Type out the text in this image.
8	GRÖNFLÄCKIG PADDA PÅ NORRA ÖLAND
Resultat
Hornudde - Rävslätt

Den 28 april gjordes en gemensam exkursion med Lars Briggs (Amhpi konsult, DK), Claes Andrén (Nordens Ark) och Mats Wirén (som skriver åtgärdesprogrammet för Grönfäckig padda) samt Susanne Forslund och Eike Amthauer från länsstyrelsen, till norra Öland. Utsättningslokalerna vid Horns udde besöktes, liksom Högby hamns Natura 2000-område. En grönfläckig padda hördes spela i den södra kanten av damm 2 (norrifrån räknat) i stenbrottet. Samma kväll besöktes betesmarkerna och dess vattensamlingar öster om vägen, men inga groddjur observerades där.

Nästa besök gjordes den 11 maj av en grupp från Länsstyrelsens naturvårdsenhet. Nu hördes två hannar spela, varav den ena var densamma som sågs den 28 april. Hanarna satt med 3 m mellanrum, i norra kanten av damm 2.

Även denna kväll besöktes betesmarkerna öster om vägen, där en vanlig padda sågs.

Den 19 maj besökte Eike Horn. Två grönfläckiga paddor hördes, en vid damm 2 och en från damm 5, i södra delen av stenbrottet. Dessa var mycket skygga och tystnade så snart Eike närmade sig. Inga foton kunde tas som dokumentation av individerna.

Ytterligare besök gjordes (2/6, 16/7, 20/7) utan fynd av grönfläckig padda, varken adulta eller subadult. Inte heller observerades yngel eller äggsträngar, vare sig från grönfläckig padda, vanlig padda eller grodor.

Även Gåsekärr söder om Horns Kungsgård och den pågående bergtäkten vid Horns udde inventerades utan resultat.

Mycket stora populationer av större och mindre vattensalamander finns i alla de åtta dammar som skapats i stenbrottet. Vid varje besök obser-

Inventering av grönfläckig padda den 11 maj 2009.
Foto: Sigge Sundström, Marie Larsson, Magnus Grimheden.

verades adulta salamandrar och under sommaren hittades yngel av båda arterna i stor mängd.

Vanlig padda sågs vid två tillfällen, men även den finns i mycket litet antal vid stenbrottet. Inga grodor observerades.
========================
## WHAT TO WORK ON
Lines that hold "adulta" are the ones to copy; find all of them.

## RESULT FOR THIS TASK
Ytterligare besök gjordes (2/6, 16/7, 20/7) utan fynd av grönfläckig padda, varken adulta eller subadult. Inte heller observerades yngel eller äggsträngar, vare sig från grönfläckig padda, vanlig padda eller grodor.
verades adulta salamandrar och under sommaren hittades yngel av båda arterna i stor mängd.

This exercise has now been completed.